• PROBLEM TO WORK ON: From the entries that follow, pick out all lines holding "wissen".

=== DATA FOR THE TASK ===

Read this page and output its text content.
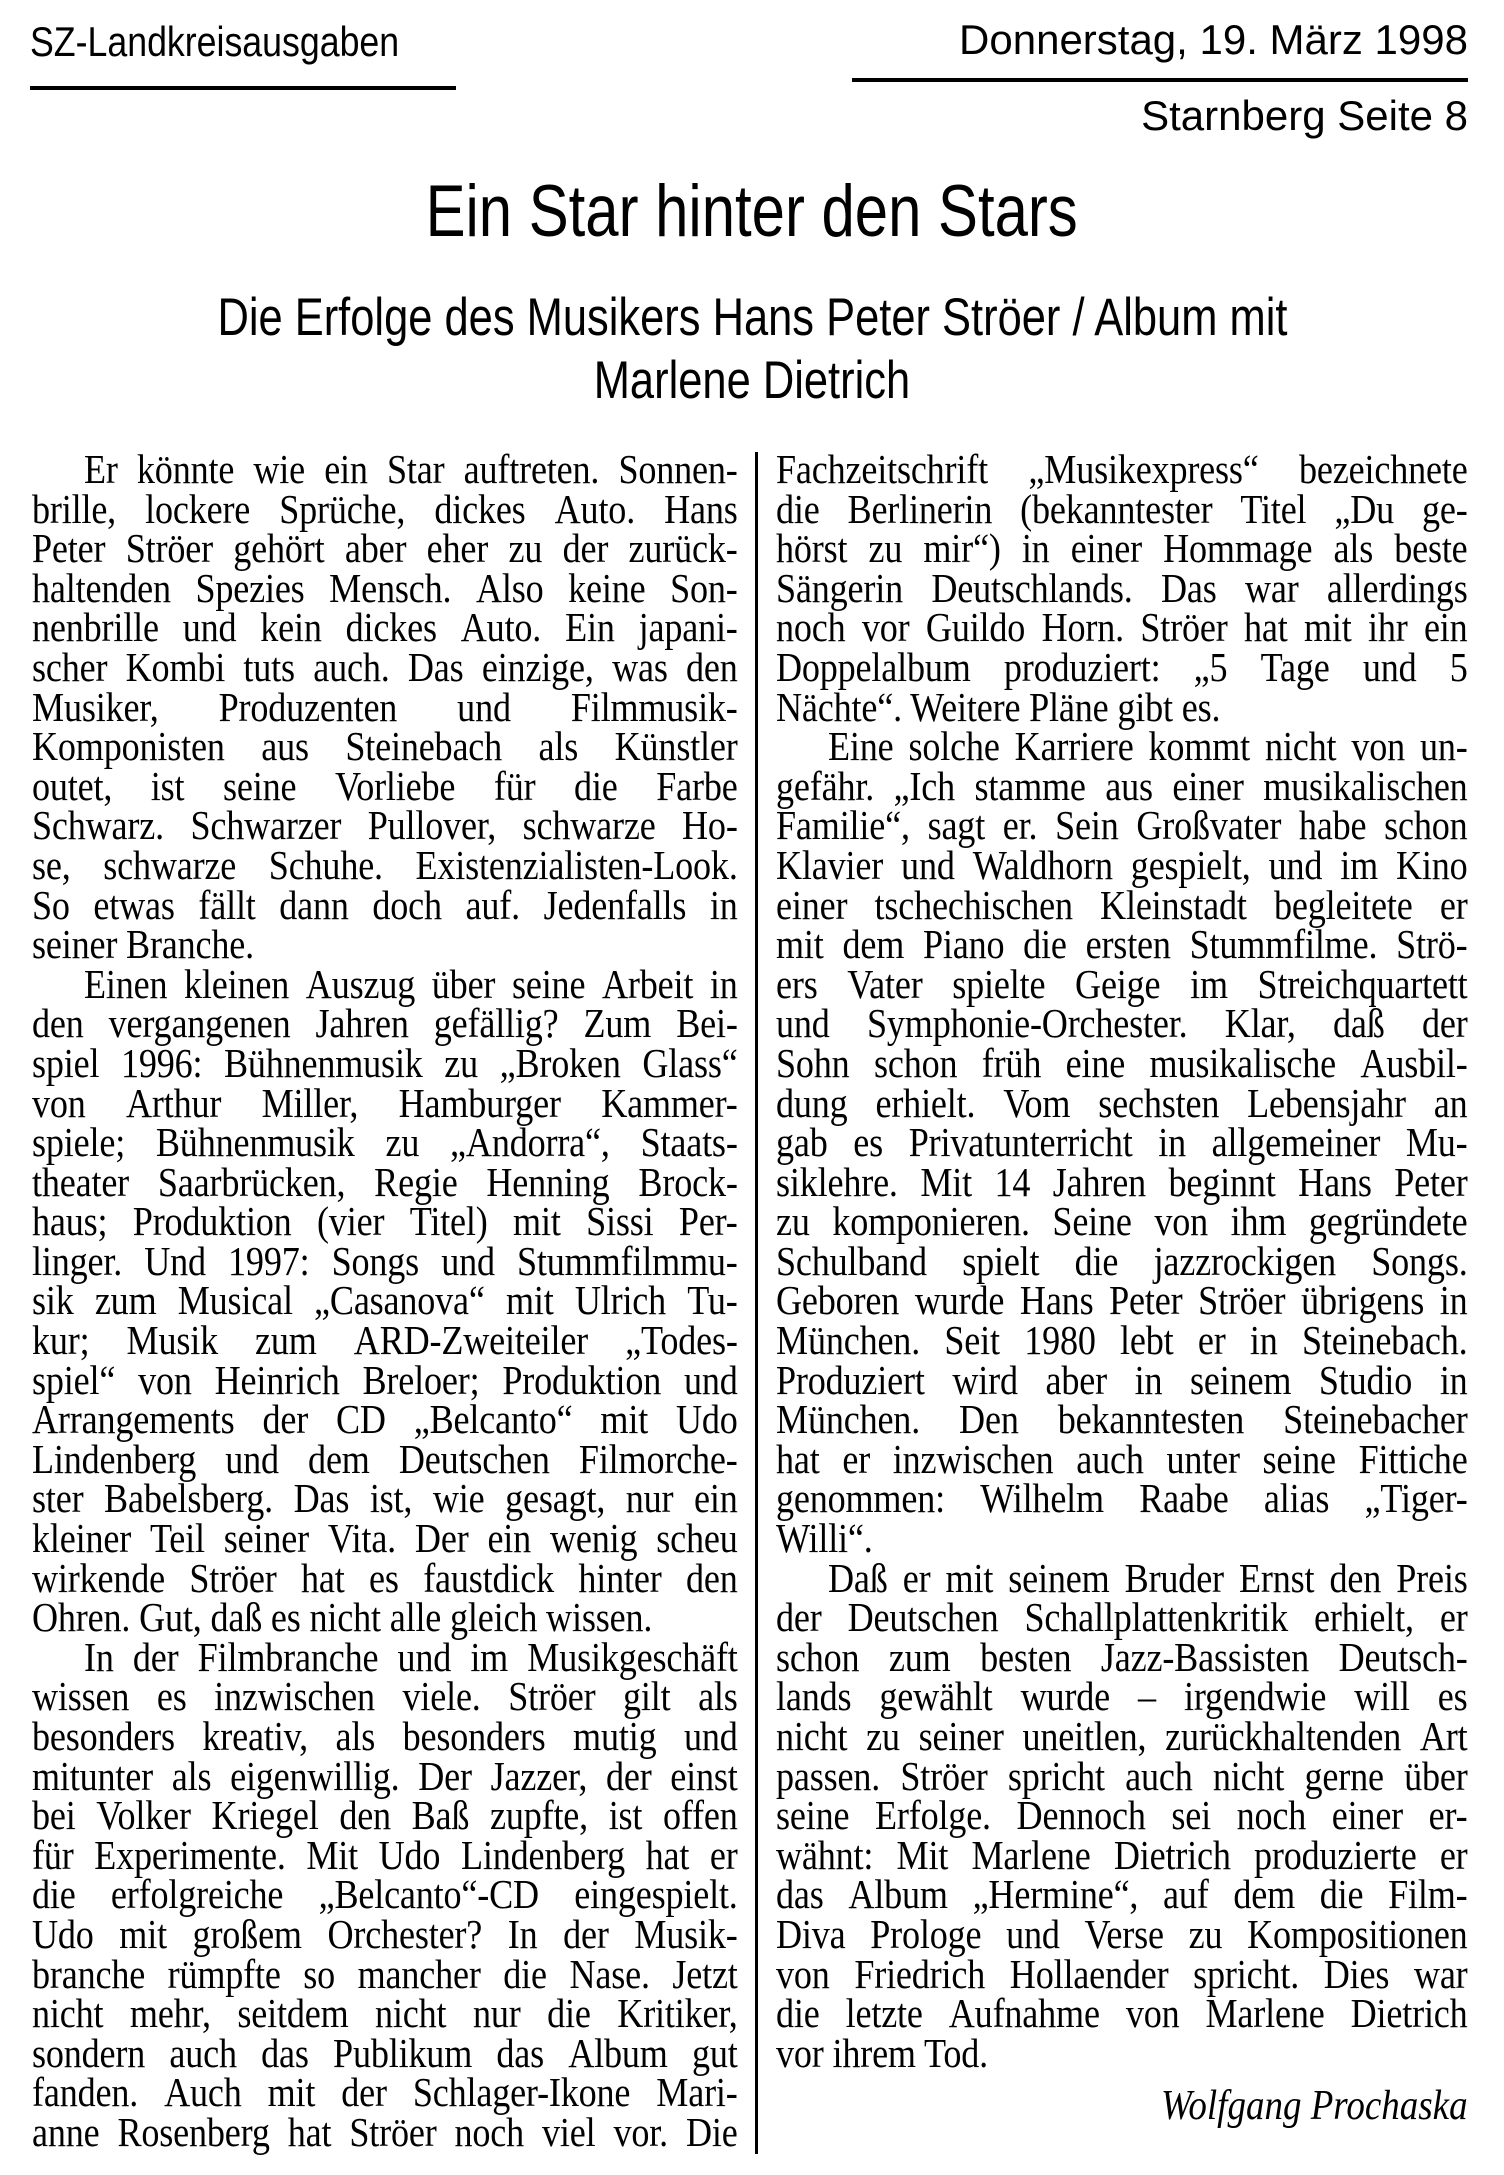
SZ-Landkreisausgaben	Donnerstag, 19. März 1998
Starnberg Seite 8
Ein Star hinter den Stars
Die Erfolge des Musikers Hans Peter Ströer / Album mit
Marlene Dietrich
Er könnte wie ein Star auftreten. Sonnen-
brille, lockere Sprüche, dickes Auto. Hans
Peter Ströer gehört aber eher zu der zurück-
haltenden Spezies Mensch. Also keine Son-
nenbrille und kein dickes Auto. Ein japani-
scher Kombi tuts auch. Das einzige, was den
Musiker, Produzenten und Filmmusik-
Komponisten aus Steinebach als Künstler
outet, ist seine Vorliebe für die Farbe
Schwarz. Schwarzer Pullover, schwarze Ho-
se, schwarze Schuhe. Existenzialisten-Look.
So etwas fällt dann doch auf. Jedenfalls in
seiner Branche.
Einen kleinen Auszug über seine Arbeit in
den vergangenen Jahren gefällig? Zum Bei-
spiel 1996: Bühnenmusik zu „Broken Glass“
von Arthur Miller, Hamburger Kammer-
spiele; Bühnenmusik zu „Andorra“, Staats-
theater Saarbrücken, Regie Henning Brock-
haus; Produktion (vier Titel) mit Sissi Per-
linger. Und 1997: Songs und Stummfilmmu-
sik zum Musical „Casanova“ mit Ulrich Tu-
kur; Musik zum ARD-Zweiteiler „Todes-
spiel“ von Heinrich Breloer; Produktion und
Arrangements der CD „Belcanto“ mit Udo
Lindenberg und dem Deutschen Filmorche-
ster Babelsberg. Das ist, wie gesagt, nur ein
kleiner Teil seiner Vita. Der ein wenig scheu
wirkende Ströer hat es faustdick hinter den
Ohren. Gut, daß es nicht alle gleich wissen.
In der Filmbranche und im Musikgeschäft
wissen es inzwischen viele. Ströer gilt als
besonders kreativ, als besonders mutig und
mitunter als eigenwillig. Der Jazzer, der einst
bei Volker Kriegel den Baß zupfte, ist offen
für Experimente. Mit Udo Lindenberg hat er
die erfolgreiche „Belcanto“-CD eingespielt.
Udo mit großem Orchester? In der Musik-
branche rümpfte so mancher die Nase. Jetzt
nicht mehr, seitdem nicht nur die Kritiker,
sondern auch das Publikum das Album gut
fanden. Auch mit der Schlager-Ikone Mari-
anne Rosenberg hat Ströer noch viel vor. Die
Fachzeitschrift „Musikexpress“ bezeichnete
die Berlinerin (bekanntester Titel „Du ge-
hörst zu mir“) in einer Hommage als beste
Sängerin Deutschlands. Das war allerdings
noch vor Guildo Horn. Ströer hat mit ihr ein
Doppelalbum produziert: „5 Tage und 5
Nächte“. Weitere Pläne gibt es.
Eine solche Karriere kommt nicht von un-
gefähr. „Ich stamme aus einer musikalischen
Familie“, sagt er. Sein Großvater habe schon
Klavier und Waldhorn gespielt, und im Kino
einer tschechischen Kleinstadt begleitete er
mit dem Piano die ersten Stummfilme. Strö-
ers Vater spielte Geige im Streichquartett
und Symphonie-Orchester. Klar, daß der
Sohn schon früh eine musikalische Ausbil-
dung erhielt. Vom sechsten Lebensjahr an
gab es Privatunterricht in allgemeiner Mu-
siklehre. Mit 14 Jahren beginnt Hans Peter
zu komponieren. Seine von ihm gegründete
Schulband spielt die jazzrockigen Songs.
Geboren wurde Hans Peter Ströer übrigens in
München. Seit 1980 lebt er in Steinebach.
Produziert wird aber in seinem Studio in
München. Den bekanntesten Steinebacher
hat er inzwischen auch unter seine Fittiche
genommen: Wilhelm Raabe alias „Tiger-
Willi“.
Daß er mit seinem Bruder Ernst den Preis
der Deutschen Schallplattenkritik erhielt, er
schon zum besten Jazz-Bassisten Deutsch-
lands gewählt wurde – irgendwie will es
nicht zu seiner uneitlen, zurückhaltenden Art
passen. Ströer spricht auch nicht gerne über
seine Erfolge. Dennoch sei noch einer er-
wähnt: Mit Marlene Dietrich produzierte er
das Album „Hermine“, auf dem die Film-
Diva Prologe und Verse zu Kompositionen
von Friedrich Hollaender spricht. Dies war
die letzte Aufnahme von Marlene Dietrich
vor ihrem Tod.
Wolfgang Prochaska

===

• THE COMPLETED TASK:
Ohren. Gut, daß es nicht alle gleich wissen.
wissen es inzwischen viele. Ströer gilt als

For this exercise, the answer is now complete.